→ Work to be completed:
Copy each line of the entries that contains the word "text".

Records contained in a dataset
▼

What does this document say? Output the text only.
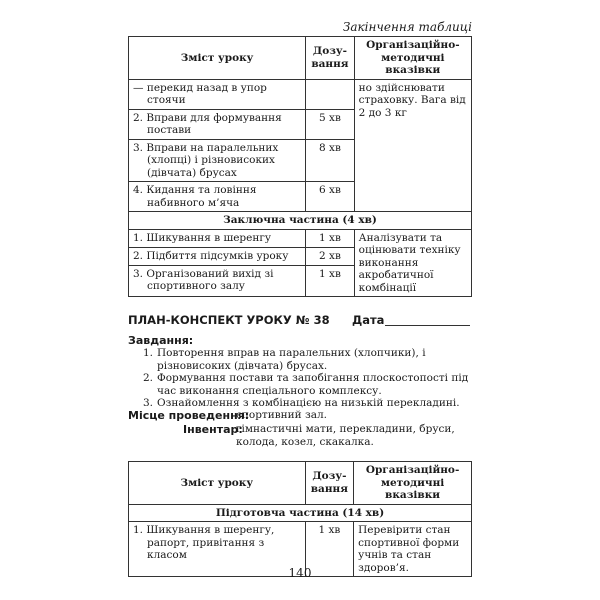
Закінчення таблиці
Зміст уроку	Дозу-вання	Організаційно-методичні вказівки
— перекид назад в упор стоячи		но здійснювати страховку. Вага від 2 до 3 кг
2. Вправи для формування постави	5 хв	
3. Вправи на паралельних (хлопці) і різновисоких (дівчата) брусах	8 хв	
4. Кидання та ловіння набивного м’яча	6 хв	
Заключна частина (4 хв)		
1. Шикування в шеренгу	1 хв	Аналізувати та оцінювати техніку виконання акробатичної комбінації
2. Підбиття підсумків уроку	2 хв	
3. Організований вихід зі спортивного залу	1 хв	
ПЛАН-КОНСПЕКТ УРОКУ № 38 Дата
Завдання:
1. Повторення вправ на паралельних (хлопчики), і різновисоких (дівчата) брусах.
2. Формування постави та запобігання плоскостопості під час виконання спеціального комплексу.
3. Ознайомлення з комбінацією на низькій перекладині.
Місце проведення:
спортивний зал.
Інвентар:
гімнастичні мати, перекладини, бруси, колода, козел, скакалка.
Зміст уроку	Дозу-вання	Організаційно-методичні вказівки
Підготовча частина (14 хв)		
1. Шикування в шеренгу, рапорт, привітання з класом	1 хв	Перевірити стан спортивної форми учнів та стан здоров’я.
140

▲
▼

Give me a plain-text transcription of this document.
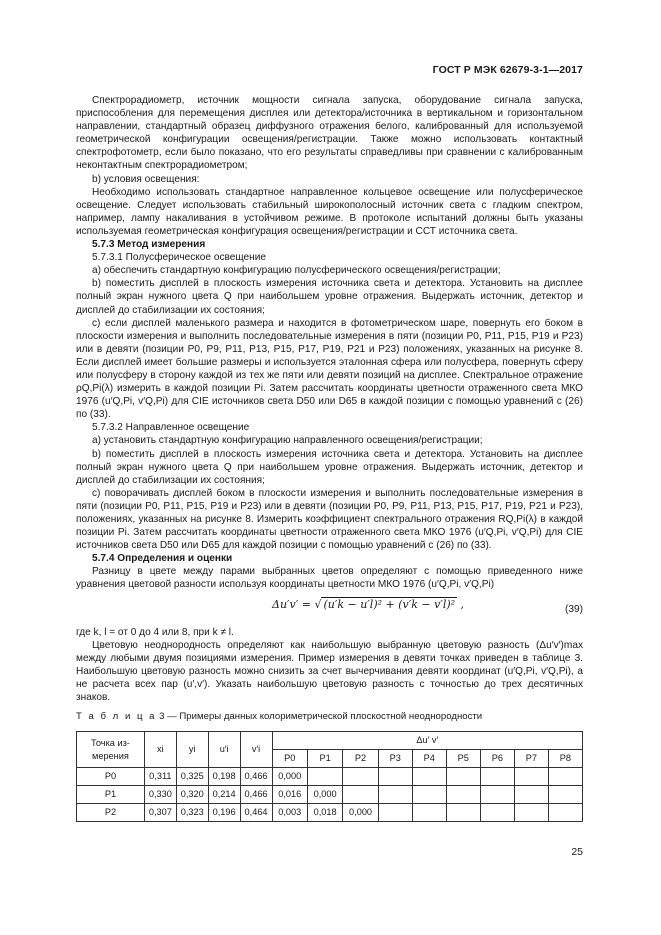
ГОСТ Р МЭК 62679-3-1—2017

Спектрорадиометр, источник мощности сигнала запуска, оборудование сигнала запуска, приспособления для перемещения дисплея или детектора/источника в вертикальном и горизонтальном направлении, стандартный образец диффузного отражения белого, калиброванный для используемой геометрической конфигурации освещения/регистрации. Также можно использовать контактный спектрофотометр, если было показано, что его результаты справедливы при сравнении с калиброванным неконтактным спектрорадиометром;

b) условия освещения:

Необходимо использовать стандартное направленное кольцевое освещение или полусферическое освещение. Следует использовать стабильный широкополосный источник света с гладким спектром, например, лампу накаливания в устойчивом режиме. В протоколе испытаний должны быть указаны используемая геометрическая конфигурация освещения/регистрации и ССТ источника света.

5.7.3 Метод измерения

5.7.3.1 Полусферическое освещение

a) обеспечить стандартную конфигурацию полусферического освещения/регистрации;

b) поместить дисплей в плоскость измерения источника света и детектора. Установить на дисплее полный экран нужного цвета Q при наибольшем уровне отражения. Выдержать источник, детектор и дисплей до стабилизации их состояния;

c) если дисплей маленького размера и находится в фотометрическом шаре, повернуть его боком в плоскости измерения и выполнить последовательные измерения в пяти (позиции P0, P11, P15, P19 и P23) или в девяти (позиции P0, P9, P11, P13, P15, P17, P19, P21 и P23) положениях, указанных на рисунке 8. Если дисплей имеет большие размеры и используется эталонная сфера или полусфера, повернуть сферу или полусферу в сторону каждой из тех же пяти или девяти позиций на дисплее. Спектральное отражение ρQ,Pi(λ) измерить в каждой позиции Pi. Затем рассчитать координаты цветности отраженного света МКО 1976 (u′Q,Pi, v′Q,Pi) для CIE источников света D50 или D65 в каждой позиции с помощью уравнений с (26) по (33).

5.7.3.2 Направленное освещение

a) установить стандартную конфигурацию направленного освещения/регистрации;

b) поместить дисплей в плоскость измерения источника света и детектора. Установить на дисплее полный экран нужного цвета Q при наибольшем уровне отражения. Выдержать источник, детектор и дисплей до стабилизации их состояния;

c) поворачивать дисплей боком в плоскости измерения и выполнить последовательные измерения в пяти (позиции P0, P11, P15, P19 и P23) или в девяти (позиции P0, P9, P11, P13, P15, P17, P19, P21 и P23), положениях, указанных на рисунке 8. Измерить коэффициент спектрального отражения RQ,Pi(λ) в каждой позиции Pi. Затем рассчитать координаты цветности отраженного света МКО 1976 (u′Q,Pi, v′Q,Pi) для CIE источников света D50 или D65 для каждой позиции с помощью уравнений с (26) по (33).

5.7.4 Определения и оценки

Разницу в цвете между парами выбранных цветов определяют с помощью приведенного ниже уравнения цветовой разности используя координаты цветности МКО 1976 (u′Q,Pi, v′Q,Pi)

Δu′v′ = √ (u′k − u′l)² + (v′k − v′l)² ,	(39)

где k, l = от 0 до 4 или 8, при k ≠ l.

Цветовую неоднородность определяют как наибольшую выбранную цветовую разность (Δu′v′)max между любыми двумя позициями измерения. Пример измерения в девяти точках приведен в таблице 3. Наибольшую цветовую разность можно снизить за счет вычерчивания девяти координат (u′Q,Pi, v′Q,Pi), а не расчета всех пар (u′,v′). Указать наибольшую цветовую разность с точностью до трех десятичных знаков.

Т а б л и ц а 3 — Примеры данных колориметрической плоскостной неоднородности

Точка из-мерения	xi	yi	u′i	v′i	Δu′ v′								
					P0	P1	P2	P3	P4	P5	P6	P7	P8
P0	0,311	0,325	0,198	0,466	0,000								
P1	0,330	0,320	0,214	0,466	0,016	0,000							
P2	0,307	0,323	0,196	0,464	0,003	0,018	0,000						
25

▲

→ The output:
What does this document say? Output the text only.
Give me a plain-text transcription of this document.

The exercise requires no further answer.